[Excerpts from a figure dataset]
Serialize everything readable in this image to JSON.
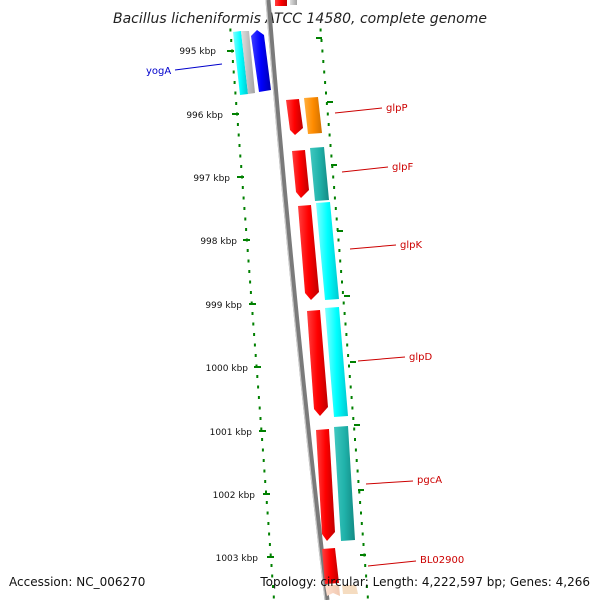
{
  "title": "Bacillus licheniformis ATCC 14580, complete genome",
  "accession": "Accession: NC_006270",
  "topology": "Topology: circular; Length: 4,222,597 bp; Genes: 4,266",
  "colors": {
    "red": "#ff0000",
    "orange": "#ff8c00",
    "cyan": "#00ffff",
    "teal": "#20b2aa",
    "blue": "#0000ff",
    "silver": "#c0c0c0",
    "backbone": "#808080",
    "tick": "#008000",
    "label_red": "#cc0000",
    "label_blue": "#0000cc"
  },
  "ticks": [
    {
      "label": "995 kbp"
    },
    {
      "label": "996 kbp"
    },
    {
      "label": "997 kbp"
    },
    {
      "label": "998 kbp"
    },
    {
      "label": "999 kbp"
    },
    {
      "label": "1000 kbp"
    },
    {
      "label": "1001 kbp"
    },
    {
      "label": "1002 kbp"
    },
    {
      "label": "1003 kbp"
    }
  ],
  "genes": [
    {
      "name": "yogA",
      "color": "blue"
    },
    {
      "name": "glpP",
      "color": "red"
    },
    {
      "name": "glpF",
      "color": "red"
    },
    {
      "name": "glpK",
      "color": "red"
    },
    {
      "name": "glpD",
      "color": "red"
    },
    {
      "name": "pgcA",
      "color": "red"
    },
    {
      "name": "BL02900",
      "color": "red"
    }
  ]
}
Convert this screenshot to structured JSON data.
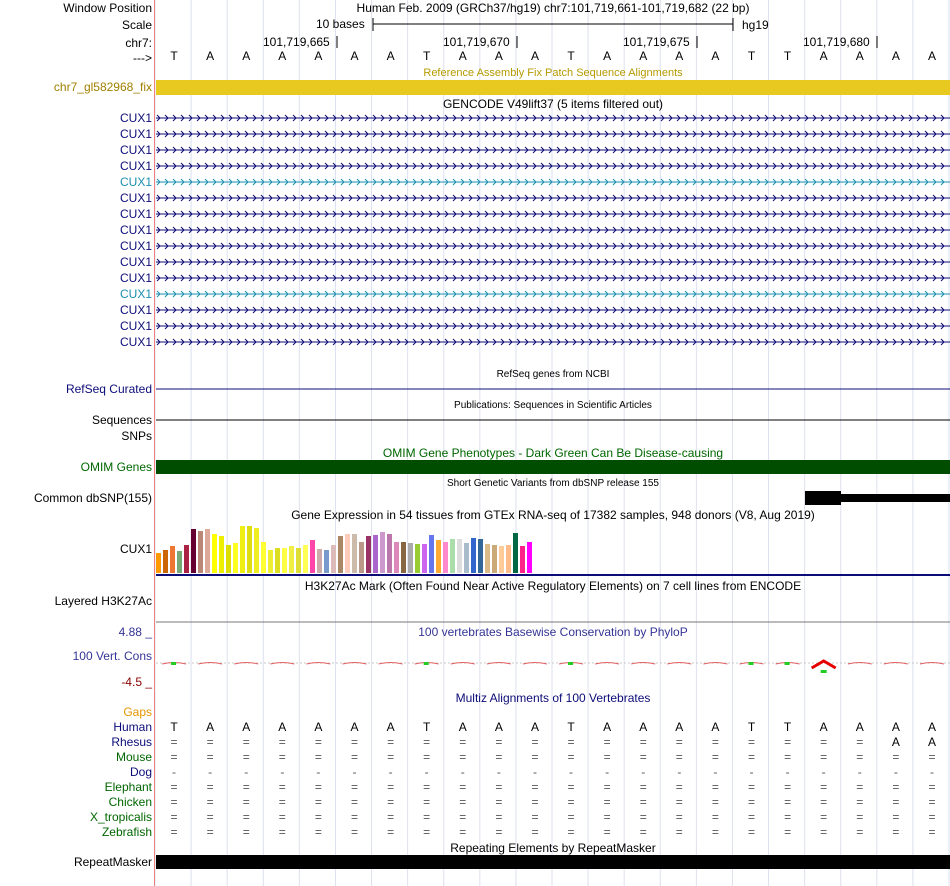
{
  "header": {
    "window_position_label": "Window Position",
    "scale_label": "Scale",
    "chrom_label": "chr7:",
    "strand_label": "--->",
    "assembly_title": "Human Feb. 2009 (GRCh37/hg19)   chr7:101,719,661-101,719,682 (22 bp)",
    "scale_text": "10 bases",
    "db_text": "hg19",
    "positions": [
      "101,719,665",
      "101,719,670",
      "101,719,675",
      "101,719,680"
    ]
  },
  "sequence": [
    "T",
    "A",
    "A",
    "A",
    "A",
    "A",
    "A",
    "T",
    "A",
    "A",
    "A",
    "T",
    "A",
    "A",
    "A",
    "A",
    "T",
    "T",
    "A",
    "A",
    "A",
    "A"
  ],
  "tracks": {
    "fix_patch": {
      "title": "Reference Assembly Fix Patch Sequence Alignments",
      "label": "chr7_gl582968_fix",
      "color": "#e8c91f"
    },
    "gencode": {
      "title": "GENCODE V49lift37 (5 items filtered out)",
      "transcripts": [
        {
          "label": "CUX1",
          "color": "#0c0c78"
        },
        {
          "label": "CUX1",
          "color": "#0c0c78"
        },
        {
          "label": "CUX1",
          "color": "#0c0c78"
        },
        {
          "label": "CUX1",
          "color": "#0c0c78"
        },
        {
          "label": "CUX1",
          "color": "#1a8fb0"
        },
        {
          "label": "CUX1",
          "color": "#0c0c78"
        },
        {
          "label": "CUX1",
          "color": "#0c0c78"
        },
        {
          "label": "CUX1",
          "color": "#0c0c78"
        },
        {
          "label": "CUX1",
          "color": "#0c0c78"
        },
        {
          "label": "CUX1",
          "color": "#0c0c78"
        },
        {
          "label": "CUX1",
          "color": "#0c0c78"
        },
        {
          "label": "CUX1",
          "color": "#1a8fb0"
        },
        {
          "label": "CUX1",
          "color": "#0c0c78"
        },
        {
          "label": "CUX1",
          "color": "#0c0c78"
        },
        {
          "label": "CUX1",
          "color": "#0c0c78"
        }
      ]
    },
    "refseq": {
      "title": "RefSeq genes from NCBI",
      "label": "RefSeq Curated",
      "color": "#0c0c78"
    },
    "publications": {
      "title": "Publications: Sequences in Scientific Articles",
      "label_line1": "Sequences",
      "label_line2": "SNPs"
    },
    "omim": {
      "title": "OMIM Gene Phenotypes - Dark Green Can Be Disease-causing",
      "label": "OMIM Genes",
      "color": "#004d00"
    },
    "dbsnp": {
      "title": "Short Genetic Variants from dbSNP release 155",
      "label": "Common dbSNP(155)"
    },
    "gtex": {
      "title": "Gene Expression in 54 tissues from GTEx RNA-seq of 17382 samples, 948 donors (V8, Aug 2019)",
      "label": "CUX1",
      "tissue_levels": [
        0.43,
        0.5,
        0.57,
        0.46,
        0.59,
        0.93,
        0.89,
        0.93,
        0.84,
        0.78,
        0.59,
        0.63,
        1.0,
        1.0,
        0.96,
        0.65,
        0.5,
        0.54,
        0.54,
        0.57,
        0.54,
        0.59,
        0.7,
        0.52,
        0.5,
        0.59,
        0.79,
        0.83,
        0.83,
        0.67,
        0.78,
        0.8,
        0.87,
        0.83,
        0.65,
        0.65,
        0.63,
        0.61,
        0.61,
        0.8,
        0.7,
        0.65,
        0.72,
        0.72,
        0.63,
        0.74,
        0.72,
        0.61,
        0.59,
        0.57,
        0.59,
        0.85,
        0.57,
        0.65
      ],
      "tissue_colors": [
        "#ff9900",
        "#cc6600",
        "#ee7733",
        "#77aa77",
        "#aa2244",
        "#660033",
        "#bb8877",
        "#ddaa99",
        "#ffff00",
        "#eeee00",
        "#dddd00",
        "#ffff22",
        "#eeee11",
        "#dddd11",
        "#eeee22",
        "#ffff33",
        "#eeee33",
        "#dddd22",
        "#ffff44",
        "#eeee44",
        "#dddd33",
        "#ffff55",
        "#ff44aa",
        "#ccaaaa",
        "#7799cc",
        "#ddbbbb",
        "#aa8866",
        "#ffccbb",
        "#ccbbaa",
        "#bb9988",
        "#993366",
        "#aa66cc",
        "#cc99cc",
        "#bb77aa",
        "#dd88bb",
        "#886644",
        "#aaaaaa",
        "#99cc33",
        "#cc66ee",
        "#6677ee",
        "#ffaa33",
        "#ff88cc",
        "#aaddaa",
        "#dddddd",
        "#aabbcc",
        "#3366cc",
        "#336699",
        "#ddbb88",
        "#ccaa77",
        "#ffcc99",
        "#ffbb88",
        "#006644",
        "#ff2288",
        "#ff00ff"
      ]
    },
    "h3k27ac": {
      "title": "H3K27Ac Mark (Often Found Near Active Regulatory Elements) on 7 cell lines from ENCODE",
      "label": "Layered H3K27Ac"
    },
    "phylop": {
      "title": "100 vertebrates Basewise Conservation by PhyloP",
      "label": "100 Vert. Cons",
      "max_label": "4.88 _",
      "min_label": "-4.5 _",
      "color": "#343495",
      "per_base_score": [
        -0.3,
        -0.3,
        -0.3,
        -0.3,
        -0.3,
        -0.3,
        -0.3,
        -0.3,
        -0.3,
        -0.3,
        -0.3,
        -0.3,
        -0.3,
        -0.3,
        -0.3,
        -0.3,
        -0.3,
        -0.3,
        1.1,
        -0.3,
        -0.3,
        -0.3
      ]
    },
    "multiz": {
      "title": "Multiz Alignments of 100 Vertebrates",
      "gaps_label": "Gaps",
      "species": [
        {
          "name": "Human",
          "color": "#0c0c78",
          "row": [
            "T",
            "A",
            "A",
            "A",
            "A",
            "A",
            "A",
            "T",
            "A",
            "A",
            "A",
            "T",
            "A",
            "A",
            "A",
            "A",
            "T",
            "T",
            "A",
            "A",
            "A",
            "A"
          ]
        },
        {
          "name": "Rhesus",
          "color": "#0c0c78",
          "row": [
            "=",
            "=",
            "=",
            "=",
            "=",
            "=",
            "=",
            "=",
            "=",
            "=",
            "=",
            "=",
            "=",
            "=",
            "=",
            "=",
            "=",
            "=",
            "=",
            "=",
            "A",
            "A"
          ]
        },
        {
          "name": "Mouse",
          "color": "#006600",
          "row": [
            "=",
            "=",
            "=",
            "=",
            "=",
            "=",
            "=",
            "=",
            "=",
            "=",
            "=",
            "=",
            "=",
            "=",
            "=",
            "=",
            "=",
            "=",
            "=",
            "=",
            "=",
            "="
          ]
        },
        {
          "name": "Dog",
          "color": "#0c0c78",
          "row": [
            "-",
            "-",
            "-",
            "-",
            "-",
            "-",
            "-",
            "-",
            "-",
            "-",
            "-",
            "-",
            "-",
            "-",
            "-",
            "-",
            "-",
            "-",
            "-",
            "-",
            "-",
            "-"
          ]
        },
        {
          "name": "Elephant",
          "color": "#006600",
          "row": [
            "=",
            "=",
            "=",
            "=",
            "=",
            "=",
            "=",
            "=",
            "=",
            "=",
            "=",
            "=",
            "=",
            "=",
            "=",
            "=",
            "=",
            "=",
            "=",
            "=",
            "=",
            "="
          ]
        },
        {
          "name": "Chicken",
          "color": "#006600",
          "row": [
            "=",
            "=",
            "=",
            "=",
            "=",
            "=",
            "=",
            "=",
            "=",
            "=",
            "=",
            "=",
            "=",
            "=",
            "=",
            "=",
            "=",
            "=",
            "=",
            "=",
            "=",
            "="
          ]
        },
        {
          "name": "X_tropicalis",
          "color": "#006600",
          "row": [
            "=",
            "=",
            "=",
            "=",
            "=",
            "=",
            "=",
            "=",
            "=",
            "=",
            "=",
            "=",
            "=",
            "=",
            "=",
            "=",
            "=",
            "=",
            "=",
            "=",
            "=",
            "="
          ]
        },
        {
          "name": "Zebrafish",
          "color": "#006600",
          "row": [
            "=",
            "=",
            "=",
            "=",
            "=",
            "=",
            "=",
            "=",
            "=",
            "=",
            "=",
            "=",
            "=",
            "=",
            "=",
            "=",
            "=",
            "=",
            "=",
            "=",
            "=",
            "="
          ]
        }
      ]
    },
    "repeatmasker": {
      "title": "Repeating Elements by RepeatMasker",
      "label": "RepeatMasker"
    }
  }
}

- Task requirements:
Review the preceding data and report every line that includes the string "Sequences".

- Solution for this exercise:
      "title": "Publications: Sequences in Scientific Articles",
      "label_line1": "Sequences",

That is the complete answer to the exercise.